Read the data and repeat it in full, exactly.

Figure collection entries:
• • • • • • •

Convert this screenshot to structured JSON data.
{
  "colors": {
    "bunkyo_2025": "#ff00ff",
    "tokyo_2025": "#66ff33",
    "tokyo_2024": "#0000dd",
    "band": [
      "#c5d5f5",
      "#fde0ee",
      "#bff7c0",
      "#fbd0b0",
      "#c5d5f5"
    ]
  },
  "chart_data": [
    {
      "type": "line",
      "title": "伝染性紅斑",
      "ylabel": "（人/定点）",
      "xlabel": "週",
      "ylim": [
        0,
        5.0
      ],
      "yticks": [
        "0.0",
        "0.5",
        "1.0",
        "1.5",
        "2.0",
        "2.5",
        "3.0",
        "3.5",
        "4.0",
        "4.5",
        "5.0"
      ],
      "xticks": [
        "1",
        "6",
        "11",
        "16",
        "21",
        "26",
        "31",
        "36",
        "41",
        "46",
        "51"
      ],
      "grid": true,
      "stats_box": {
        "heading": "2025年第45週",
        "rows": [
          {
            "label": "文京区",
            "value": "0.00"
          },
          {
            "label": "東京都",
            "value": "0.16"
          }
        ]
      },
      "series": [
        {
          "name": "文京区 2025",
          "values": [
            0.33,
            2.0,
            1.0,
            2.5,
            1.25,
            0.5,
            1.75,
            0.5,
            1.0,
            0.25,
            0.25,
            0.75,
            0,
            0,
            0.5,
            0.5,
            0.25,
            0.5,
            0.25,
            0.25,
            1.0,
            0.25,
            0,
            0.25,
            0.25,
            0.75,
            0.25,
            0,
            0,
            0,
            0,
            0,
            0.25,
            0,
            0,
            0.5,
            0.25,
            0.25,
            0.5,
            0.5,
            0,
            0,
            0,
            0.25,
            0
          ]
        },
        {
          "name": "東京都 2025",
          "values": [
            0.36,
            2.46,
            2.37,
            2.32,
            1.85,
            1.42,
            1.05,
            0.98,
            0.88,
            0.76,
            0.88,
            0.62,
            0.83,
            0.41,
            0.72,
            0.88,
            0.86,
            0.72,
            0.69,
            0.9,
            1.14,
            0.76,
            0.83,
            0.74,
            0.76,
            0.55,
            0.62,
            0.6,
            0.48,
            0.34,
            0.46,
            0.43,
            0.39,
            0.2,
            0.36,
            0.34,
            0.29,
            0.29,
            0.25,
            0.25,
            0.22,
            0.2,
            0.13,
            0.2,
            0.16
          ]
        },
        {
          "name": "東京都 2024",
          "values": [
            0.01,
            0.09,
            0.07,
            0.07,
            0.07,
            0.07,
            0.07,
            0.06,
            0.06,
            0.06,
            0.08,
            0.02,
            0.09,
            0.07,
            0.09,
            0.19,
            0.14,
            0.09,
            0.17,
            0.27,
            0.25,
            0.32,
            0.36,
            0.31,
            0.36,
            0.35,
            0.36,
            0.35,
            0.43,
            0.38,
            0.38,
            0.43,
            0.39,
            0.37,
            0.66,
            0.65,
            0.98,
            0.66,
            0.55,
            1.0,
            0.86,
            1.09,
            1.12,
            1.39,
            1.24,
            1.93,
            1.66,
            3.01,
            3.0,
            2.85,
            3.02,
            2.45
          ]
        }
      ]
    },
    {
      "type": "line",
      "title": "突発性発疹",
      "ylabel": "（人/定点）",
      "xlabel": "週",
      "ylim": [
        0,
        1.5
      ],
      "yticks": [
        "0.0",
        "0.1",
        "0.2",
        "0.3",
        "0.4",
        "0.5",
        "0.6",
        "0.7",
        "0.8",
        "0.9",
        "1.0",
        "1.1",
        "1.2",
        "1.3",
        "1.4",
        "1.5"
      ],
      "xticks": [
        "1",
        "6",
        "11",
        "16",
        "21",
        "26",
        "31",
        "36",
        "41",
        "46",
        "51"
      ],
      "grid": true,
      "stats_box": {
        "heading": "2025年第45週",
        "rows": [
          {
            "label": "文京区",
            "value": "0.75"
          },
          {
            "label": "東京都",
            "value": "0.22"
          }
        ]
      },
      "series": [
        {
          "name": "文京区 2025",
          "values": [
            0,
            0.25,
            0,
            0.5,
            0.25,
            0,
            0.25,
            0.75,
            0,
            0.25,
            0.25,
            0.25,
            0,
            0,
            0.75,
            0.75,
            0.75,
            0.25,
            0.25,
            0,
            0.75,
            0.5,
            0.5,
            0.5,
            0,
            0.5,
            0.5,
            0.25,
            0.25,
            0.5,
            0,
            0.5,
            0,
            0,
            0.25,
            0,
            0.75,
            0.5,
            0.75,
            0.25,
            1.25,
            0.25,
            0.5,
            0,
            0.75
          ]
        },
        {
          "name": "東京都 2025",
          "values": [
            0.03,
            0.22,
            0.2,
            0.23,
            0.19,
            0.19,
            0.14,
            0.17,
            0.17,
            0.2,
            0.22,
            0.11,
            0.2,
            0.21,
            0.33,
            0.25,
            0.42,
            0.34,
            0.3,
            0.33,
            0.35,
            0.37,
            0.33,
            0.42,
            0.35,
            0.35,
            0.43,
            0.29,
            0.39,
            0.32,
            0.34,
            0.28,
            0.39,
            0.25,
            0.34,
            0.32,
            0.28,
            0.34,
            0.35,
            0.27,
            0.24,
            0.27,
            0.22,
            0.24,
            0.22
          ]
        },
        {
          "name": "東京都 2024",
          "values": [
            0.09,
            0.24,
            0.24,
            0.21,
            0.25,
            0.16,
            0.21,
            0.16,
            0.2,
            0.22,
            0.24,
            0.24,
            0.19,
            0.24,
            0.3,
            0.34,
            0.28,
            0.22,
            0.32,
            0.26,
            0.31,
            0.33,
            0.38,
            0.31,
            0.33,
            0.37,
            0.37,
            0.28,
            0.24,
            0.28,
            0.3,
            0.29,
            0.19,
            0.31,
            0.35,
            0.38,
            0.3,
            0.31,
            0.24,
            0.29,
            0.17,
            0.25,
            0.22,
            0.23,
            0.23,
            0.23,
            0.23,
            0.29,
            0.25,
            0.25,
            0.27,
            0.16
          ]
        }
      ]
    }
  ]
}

• • • • • • •

## WRITTEN SOLUTION
Convert this screenshot to structured JSON data.
{
  "colors": {
    "bunkyo_2025": "#ff00ff",
    "tokyo_2025": "#66ff33",
    "tokyo_2024": "#0000dd",
    "band": [
      "#c5d5f5",
      "#fde0ee",
      "#bff7c0",
      "#fbd0b0",
      "#c5d5f5"
    ]
  },
  "chart_data": [
    {
      "type": "line",
      "title": "伝染性紅斑",
      "ylabel": "（人/定点）",
      "xlabel": "週",
      "ylim": [
        0,
        5.0
      ],
      "yticks": [
        "0.0",
        "0.5",
        "1.0",
        "1.5",
        "2.0",
        "2.5",
        "3.0",
        "3.5",
        "4.0",
        "4.5",
        "5.0"
      ],
      "xticks": [
        "1",
        "6",
        "11",
        "16",
        "21",
        "26",
        "31",
        "36",
        "41",
        "46",
        "51"
      ],
      "grid": true,
      "stats_box": {
        "heading": "2025年第45週",
        "rows": [
          {
            "label": "文京区",
            "value": "0.00"
          },
          {
            "label": "東京都",
            "value": "0.16"
          }
        ]
      },
      "series": [
        {
          "name": "文京区 2025",
          "values": [
            0.33,
            2.0,
            1.0,
            2.5,
            1.25,
            0.5,
            1.75,
            0.5,
            1.0,
            0.25,
            0.25,
            0.75,
            0,
            0,
            0.5,
            0.5,
            0.25,
            0.5,
            0.25,
            0.25,
            1.0,
            0.25,
            0,
            0.25,
            0.25,
            0.75,
            0.25,
            0,
            0,
            0,
            0,
            0,
            0.25,
            0,
            0,
            0.5,
            0.25,
            0.25,
            0.5,
            0.5,
            0,
            0,
            0,
            0.25,
            0
          ]
        },
        {
          "name": "東京都 2025",
          "values": [
            0.36,
            2.46,
            2.37,
            2.32,
            1.85,
            1.42,
            1.05,
            0.98,
            0.88,
            0.76,
            0.88,
            0.62,
            0.83,
            0.41,
            0.72,
            0.88,
            0.86,
            0.72,
            0.69,
            0.9,
            1.14,
            0.76,
            0.83,
            0.74,
            0.76,
            0.55,
            0.62,
            0.6,
            0.48,
            0.34,
            0.46,
            0.43,
            0.39,
            0.2,
            0.36,
            0.34,
            0.29,
            0.29,
            0.25,
            0.25,
            0.22,
            0.2,
            0.13,
            0.2,
            0.16
          ]
        },
        {
          "name": "東京都 2024",
          "values": [
            0.01,
            0.09,
            0.07,
            0.07,
            0.07,
            0.07,
            0.07,
            0.06,
            0.06,
            0.06,
            0.08,
            0.02,
            0.09,
            0.07,
            0.09,
            0.19,
            0.14,
            0.09,
            0.17,
            0.27,
            0.25,
            0.32,
            0.36,
            0.31,
            0.36,
            0.35,
            0.36,
            0.35,
            0.43,
            0.38,
            0.38,
            0.43,
            0.39,
            0.37,
            0.66,
            0.65,
            0.98,
            0.66,
            0.55,
            1.0,
            0.86,
            1.09,
            1.12,
            1.39,
            1.24,
            1.93,
            1.66,
            3.01,
            3.0,
            2.85,
            3.02,
            2.45
          ]
        }
      ]
    },
    {
      "type": "line",
      "title": "突発性発疹",
      "ylabel": "（人/定点）",
      "xlabel": "週",
      "ylim": [
        0,
        1.5
      ],
      "yticks": [
        "0.0",
        "0.1",
        "0.2",
        "0.3",
        "0.4",
        "0.5",
        "0.6",
        "0.7",
        "0.8",
        "0.9",
        "1.0",
        "1.1",
        "1.2",
        "1.3",
        "1.4",
        "1.5"
      ],
      "xticks": [
        "1",
        "6",
        "11",
        "16",
        "21",
        "26",
        "31",
        "36",
        "41",
        "46",
        "51"
      ],
      "grid": true,
      "stats_box": {
        "heading": "2025年第45週",
        "rows": [
          {
            "label": "文京区",
            "value": "0.75"
          },
          {
            "label": "東京都",
            "value": "0.22"
          }
        ]
      },
      "series": [
        {
          "name": "文京区 2025",
          "values": [
            0,
            0.25,
            0,
            0.5,
            0.25,
            0,
            0.25,
            0.75,
            0,
            0.25,
            0.25,
            0.25,
            0,
            0,
            0.75,
            0.75,
            0.75,
            0.25,
            0.25,
            0,
            0.75,
            0.5,
            0.5,
            0.5,
            0,
            0.5,
            0.5,
            0.25,
            0.25,
            0.5,
            0,
            0.5,
            0,
            0,
            0.25,
            0,
            0.75,
            0.5,
            0.75,
            0.25,
            1.25,
            0.25,
            0.5,
            0,
            0.75
          ]
        },
        {
          "name": "東京都 2025",
          "values": [
            0.03,
            0.22,
            0.2,
            0.23,
            0.19,
            0.19,
            0.14,
            0.17,
            0.17,
            0.2,
            0.22,
            0.11,
            0.2,
            0.21,
            0.33,
            0.25,
            0.42,
            0.34,
            0.3,
            0.33,
            0.35,
            0.37,
            0.33,
            0.42,
            0.35,
            0.35,
            0.43,
            0.29,
            0.39,
            0.32,
            0.34,
            0.28,
            0.39,
            0.25,
            0.34,
            0.32,
            0.28,
            0.34,
            0.35,
            0.27,
            0.24,
            0.27,
            0.22,
            0.24,
            0.22
          ]
        },
        {
          "name": "東京都 2024",
          "values": [
            0.09,
            0.24,
            0.24,
            0.21,
            0.25,
            0.16,
            0.21,
            0.16,
            0.2,
            0.22,
            0.24,
            0.24,
            0.19,
            0.24,
            0.3,
            0.34,
            0.28,
            0.22,
            0.32,
            0.26,
            0.31,
            0.33,
            0.38,
            0.31,
            0.33,
            0.37,
            0.37,
            0.28,
            0.24,
            0.28,
            0.3,
            0.29,
            0.19,
            0.31,
            0.35,
            0.38,
            0.3,
            0.31,
            0.24,
            0.29,
            0.17,
            0.25,
            0.22,
            0.23,
            0.23,
            0.23,
            0.23,
            0.29,
            0.25,
            0.25,
            0.27,
            0.16
          ]
        }
      ]
    }
  ]
}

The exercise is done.